- **ENTRIES SHOWN**:
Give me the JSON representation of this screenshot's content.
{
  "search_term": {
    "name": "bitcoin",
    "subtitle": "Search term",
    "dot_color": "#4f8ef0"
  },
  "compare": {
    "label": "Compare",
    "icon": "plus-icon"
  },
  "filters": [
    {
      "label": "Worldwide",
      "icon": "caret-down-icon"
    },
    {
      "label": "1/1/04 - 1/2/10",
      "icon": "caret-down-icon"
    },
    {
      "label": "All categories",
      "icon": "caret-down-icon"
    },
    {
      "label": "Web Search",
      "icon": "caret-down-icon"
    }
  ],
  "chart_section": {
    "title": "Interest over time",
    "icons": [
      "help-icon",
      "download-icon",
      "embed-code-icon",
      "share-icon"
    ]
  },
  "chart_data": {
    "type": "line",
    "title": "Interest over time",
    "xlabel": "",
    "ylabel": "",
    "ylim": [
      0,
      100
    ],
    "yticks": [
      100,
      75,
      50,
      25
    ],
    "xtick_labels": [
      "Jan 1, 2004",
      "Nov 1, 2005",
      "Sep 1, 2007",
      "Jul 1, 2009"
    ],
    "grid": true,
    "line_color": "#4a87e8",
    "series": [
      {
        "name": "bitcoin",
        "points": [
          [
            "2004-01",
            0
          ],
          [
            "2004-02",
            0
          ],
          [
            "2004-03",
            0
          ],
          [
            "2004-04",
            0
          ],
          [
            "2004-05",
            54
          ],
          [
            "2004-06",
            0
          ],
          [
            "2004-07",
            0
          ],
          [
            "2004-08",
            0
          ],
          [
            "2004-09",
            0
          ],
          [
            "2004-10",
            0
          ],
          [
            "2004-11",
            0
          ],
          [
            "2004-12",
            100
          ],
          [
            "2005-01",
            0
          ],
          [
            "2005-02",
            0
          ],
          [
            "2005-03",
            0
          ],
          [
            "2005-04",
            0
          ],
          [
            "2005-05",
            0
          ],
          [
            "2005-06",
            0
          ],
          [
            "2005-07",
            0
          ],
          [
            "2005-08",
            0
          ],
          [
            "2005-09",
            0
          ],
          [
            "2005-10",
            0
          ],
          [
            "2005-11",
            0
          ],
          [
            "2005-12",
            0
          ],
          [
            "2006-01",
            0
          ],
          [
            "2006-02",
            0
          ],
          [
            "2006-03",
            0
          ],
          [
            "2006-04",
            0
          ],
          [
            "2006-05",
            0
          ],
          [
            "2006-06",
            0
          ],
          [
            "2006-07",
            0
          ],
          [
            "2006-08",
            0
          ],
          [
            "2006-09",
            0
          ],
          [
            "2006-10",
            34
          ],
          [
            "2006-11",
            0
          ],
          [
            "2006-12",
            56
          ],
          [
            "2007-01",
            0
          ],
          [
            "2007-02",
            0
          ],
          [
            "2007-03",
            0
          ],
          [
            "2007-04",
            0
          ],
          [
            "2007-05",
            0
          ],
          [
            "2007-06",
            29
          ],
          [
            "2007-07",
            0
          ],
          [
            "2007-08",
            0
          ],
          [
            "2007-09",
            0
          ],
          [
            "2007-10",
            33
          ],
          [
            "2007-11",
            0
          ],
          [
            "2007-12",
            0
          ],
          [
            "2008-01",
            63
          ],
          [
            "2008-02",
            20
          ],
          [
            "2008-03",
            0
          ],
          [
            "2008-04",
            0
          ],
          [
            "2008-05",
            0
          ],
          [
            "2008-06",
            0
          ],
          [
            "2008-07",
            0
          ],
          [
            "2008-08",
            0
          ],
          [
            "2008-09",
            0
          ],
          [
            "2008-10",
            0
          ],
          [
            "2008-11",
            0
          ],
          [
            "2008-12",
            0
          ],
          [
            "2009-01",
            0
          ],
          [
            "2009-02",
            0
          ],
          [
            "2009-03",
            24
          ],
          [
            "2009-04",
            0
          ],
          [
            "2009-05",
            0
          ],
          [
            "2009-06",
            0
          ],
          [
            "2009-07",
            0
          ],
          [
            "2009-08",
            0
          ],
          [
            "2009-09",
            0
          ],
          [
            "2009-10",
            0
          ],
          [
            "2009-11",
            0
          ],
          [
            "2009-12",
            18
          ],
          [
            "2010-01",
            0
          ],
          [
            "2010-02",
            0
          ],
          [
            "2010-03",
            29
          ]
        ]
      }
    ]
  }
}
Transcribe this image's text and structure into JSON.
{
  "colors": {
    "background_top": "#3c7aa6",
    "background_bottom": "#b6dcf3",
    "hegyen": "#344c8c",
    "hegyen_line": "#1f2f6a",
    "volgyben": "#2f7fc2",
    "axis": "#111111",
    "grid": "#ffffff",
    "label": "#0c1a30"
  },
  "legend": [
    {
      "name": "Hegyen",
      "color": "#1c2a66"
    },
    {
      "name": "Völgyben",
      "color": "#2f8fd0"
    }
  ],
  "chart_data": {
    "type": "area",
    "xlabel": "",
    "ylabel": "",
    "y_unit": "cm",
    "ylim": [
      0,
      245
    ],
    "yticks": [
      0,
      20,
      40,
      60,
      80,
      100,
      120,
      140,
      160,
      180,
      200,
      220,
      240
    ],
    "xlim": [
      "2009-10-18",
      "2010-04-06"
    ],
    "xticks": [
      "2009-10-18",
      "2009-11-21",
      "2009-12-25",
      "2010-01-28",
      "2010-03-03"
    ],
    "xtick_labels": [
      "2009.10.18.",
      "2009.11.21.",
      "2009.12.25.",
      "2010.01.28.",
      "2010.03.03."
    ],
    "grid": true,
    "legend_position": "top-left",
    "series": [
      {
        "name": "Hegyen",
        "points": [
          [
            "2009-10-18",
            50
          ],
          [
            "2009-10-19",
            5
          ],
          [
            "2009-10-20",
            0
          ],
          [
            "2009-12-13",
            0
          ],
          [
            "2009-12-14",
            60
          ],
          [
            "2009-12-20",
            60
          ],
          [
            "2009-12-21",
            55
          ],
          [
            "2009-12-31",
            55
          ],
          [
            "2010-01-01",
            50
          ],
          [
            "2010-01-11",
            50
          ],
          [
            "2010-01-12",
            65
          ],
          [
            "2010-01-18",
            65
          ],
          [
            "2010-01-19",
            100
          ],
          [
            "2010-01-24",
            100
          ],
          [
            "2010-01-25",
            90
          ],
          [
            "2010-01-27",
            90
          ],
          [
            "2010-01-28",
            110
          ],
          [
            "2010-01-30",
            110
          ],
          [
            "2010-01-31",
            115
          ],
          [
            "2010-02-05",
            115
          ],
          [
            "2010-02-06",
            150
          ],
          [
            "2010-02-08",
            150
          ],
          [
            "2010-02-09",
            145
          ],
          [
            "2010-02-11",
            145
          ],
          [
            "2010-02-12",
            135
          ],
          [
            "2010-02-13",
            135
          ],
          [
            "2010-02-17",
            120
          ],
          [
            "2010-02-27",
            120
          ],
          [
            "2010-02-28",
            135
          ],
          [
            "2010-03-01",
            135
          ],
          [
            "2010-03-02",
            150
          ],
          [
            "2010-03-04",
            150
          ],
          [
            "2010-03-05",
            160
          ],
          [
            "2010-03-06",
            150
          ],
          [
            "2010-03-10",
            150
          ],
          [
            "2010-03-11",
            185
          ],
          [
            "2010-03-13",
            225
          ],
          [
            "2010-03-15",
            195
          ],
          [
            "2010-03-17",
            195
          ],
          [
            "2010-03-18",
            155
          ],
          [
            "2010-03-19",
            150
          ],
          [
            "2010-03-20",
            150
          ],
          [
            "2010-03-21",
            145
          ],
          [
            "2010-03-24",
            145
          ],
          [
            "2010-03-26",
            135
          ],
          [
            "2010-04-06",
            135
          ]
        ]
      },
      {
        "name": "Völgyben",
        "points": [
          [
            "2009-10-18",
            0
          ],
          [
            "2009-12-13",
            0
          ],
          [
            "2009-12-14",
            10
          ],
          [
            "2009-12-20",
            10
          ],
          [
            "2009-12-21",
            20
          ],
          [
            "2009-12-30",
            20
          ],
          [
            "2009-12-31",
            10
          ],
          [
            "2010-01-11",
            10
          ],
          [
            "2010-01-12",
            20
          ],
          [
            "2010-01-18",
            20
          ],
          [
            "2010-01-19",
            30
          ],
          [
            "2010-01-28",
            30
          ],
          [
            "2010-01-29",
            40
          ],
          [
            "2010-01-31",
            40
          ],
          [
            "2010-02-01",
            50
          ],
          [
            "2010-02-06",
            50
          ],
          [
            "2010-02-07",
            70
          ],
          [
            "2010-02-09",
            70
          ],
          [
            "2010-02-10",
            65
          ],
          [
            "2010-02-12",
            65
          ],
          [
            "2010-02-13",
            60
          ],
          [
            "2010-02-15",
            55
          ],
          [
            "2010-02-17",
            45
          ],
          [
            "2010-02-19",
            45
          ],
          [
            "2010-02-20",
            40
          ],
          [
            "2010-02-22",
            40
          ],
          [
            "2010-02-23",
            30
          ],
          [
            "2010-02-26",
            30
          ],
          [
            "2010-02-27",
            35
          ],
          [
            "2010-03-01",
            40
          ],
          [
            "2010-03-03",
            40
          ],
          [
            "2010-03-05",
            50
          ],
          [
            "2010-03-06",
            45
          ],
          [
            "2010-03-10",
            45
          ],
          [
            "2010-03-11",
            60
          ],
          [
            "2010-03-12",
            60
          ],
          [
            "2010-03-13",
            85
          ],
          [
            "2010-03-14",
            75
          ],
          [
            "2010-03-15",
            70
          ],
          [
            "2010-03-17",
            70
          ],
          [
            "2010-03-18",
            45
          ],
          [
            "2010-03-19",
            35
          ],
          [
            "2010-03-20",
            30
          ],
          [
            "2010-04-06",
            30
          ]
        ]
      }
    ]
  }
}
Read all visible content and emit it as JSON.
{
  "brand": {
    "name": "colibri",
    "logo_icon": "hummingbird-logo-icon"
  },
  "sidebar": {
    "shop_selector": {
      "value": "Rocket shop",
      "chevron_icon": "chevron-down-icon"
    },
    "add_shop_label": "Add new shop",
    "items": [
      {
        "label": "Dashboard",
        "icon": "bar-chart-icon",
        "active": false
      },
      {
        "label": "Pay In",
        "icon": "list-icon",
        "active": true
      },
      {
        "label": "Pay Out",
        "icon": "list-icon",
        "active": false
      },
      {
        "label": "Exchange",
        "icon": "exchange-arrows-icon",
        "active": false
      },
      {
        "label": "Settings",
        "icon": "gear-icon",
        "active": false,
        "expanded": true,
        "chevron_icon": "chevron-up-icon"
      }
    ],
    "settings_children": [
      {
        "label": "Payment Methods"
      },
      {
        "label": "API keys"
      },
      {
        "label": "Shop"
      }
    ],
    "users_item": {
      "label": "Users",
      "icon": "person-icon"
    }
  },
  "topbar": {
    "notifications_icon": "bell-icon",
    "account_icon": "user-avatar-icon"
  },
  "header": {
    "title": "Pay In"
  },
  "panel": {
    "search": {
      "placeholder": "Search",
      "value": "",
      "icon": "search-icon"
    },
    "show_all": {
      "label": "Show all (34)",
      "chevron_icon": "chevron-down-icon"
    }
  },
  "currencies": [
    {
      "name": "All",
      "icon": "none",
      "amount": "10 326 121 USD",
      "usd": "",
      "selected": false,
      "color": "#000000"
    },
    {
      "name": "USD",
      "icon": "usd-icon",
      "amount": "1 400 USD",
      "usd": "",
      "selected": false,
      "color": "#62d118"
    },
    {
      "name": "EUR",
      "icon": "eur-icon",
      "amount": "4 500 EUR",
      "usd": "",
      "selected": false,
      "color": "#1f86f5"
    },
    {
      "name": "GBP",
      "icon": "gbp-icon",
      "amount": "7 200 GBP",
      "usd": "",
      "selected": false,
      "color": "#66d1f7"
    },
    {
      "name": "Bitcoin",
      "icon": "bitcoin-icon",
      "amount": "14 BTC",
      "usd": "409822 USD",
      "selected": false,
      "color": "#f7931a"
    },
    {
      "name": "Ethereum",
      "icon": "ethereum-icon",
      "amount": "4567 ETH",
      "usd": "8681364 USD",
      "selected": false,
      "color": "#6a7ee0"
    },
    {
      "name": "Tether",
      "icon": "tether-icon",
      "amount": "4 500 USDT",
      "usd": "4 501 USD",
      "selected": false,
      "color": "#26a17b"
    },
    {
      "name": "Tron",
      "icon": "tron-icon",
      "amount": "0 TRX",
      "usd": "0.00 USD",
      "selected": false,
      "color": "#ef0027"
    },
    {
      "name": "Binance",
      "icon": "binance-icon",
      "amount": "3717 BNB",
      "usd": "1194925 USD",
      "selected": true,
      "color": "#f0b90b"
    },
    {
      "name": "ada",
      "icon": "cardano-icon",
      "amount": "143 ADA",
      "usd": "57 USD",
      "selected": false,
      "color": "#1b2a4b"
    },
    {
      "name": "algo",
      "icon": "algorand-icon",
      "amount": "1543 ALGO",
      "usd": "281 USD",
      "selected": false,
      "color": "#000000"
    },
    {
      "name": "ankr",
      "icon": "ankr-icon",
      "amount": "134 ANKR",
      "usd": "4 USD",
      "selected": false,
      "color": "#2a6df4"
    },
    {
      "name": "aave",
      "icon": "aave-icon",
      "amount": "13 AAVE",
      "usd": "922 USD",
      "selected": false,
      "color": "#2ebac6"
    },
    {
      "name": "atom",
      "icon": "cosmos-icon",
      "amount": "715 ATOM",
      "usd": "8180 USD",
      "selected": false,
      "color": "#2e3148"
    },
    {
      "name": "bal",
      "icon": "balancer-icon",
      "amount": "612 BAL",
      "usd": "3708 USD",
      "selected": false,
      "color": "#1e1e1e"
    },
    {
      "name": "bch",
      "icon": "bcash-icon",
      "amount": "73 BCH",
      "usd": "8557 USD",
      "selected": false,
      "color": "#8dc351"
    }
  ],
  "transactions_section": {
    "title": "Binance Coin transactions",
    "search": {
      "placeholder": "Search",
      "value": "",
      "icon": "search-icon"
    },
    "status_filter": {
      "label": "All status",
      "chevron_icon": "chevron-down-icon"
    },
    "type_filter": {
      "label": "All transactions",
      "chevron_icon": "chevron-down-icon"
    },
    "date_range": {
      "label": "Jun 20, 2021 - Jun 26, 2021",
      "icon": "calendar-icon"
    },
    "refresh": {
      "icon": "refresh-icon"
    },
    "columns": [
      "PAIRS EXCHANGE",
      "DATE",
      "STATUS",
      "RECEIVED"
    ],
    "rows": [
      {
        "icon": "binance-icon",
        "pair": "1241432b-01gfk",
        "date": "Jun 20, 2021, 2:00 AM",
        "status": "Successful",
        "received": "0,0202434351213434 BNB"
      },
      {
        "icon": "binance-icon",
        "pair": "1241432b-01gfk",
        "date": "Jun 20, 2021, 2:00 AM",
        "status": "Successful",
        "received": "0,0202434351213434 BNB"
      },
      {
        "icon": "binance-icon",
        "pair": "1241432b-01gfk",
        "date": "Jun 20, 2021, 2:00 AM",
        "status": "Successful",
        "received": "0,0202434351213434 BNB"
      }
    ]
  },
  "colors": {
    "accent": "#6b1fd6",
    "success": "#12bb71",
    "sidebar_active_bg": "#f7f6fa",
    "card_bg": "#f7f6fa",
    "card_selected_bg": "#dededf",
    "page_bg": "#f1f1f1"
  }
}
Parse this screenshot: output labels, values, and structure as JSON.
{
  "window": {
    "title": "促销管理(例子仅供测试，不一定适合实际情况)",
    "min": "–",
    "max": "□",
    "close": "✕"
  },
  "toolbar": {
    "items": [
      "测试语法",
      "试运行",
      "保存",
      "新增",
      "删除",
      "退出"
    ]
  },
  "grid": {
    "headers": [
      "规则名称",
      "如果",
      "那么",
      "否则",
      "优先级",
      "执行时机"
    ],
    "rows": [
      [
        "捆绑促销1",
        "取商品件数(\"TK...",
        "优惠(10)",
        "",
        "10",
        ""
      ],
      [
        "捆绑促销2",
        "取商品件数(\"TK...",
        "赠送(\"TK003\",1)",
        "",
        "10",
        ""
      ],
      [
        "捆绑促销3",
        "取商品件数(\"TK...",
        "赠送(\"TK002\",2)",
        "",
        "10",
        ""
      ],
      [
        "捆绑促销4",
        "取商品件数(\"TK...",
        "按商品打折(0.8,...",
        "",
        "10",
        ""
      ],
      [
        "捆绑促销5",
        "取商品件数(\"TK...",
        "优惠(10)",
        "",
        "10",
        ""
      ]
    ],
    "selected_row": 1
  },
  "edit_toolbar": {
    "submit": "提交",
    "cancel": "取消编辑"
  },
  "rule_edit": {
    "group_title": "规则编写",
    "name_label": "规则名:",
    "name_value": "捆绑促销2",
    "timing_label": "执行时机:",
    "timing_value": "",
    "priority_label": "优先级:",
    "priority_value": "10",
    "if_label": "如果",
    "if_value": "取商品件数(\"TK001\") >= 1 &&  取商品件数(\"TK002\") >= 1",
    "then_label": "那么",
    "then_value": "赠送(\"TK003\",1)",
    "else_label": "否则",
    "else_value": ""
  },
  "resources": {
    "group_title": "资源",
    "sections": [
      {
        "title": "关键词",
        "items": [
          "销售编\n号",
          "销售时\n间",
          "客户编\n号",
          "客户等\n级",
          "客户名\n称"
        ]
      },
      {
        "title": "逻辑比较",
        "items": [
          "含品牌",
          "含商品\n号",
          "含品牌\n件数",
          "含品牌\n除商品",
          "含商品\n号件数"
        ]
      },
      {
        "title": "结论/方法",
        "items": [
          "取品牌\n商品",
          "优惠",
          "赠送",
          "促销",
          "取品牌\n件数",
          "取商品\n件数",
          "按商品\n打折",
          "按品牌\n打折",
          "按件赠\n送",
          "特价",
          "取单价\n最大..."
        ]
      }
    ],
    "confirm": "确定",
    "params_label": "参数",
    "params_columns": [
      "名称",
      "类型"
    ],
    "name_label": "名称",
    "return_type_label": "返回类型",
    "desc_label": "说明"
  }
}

- **GIVEN INSTRUCTION**: Work out how many lines of the material above contain the word "structure", then give only that figure.

- **RESPONSE**: 2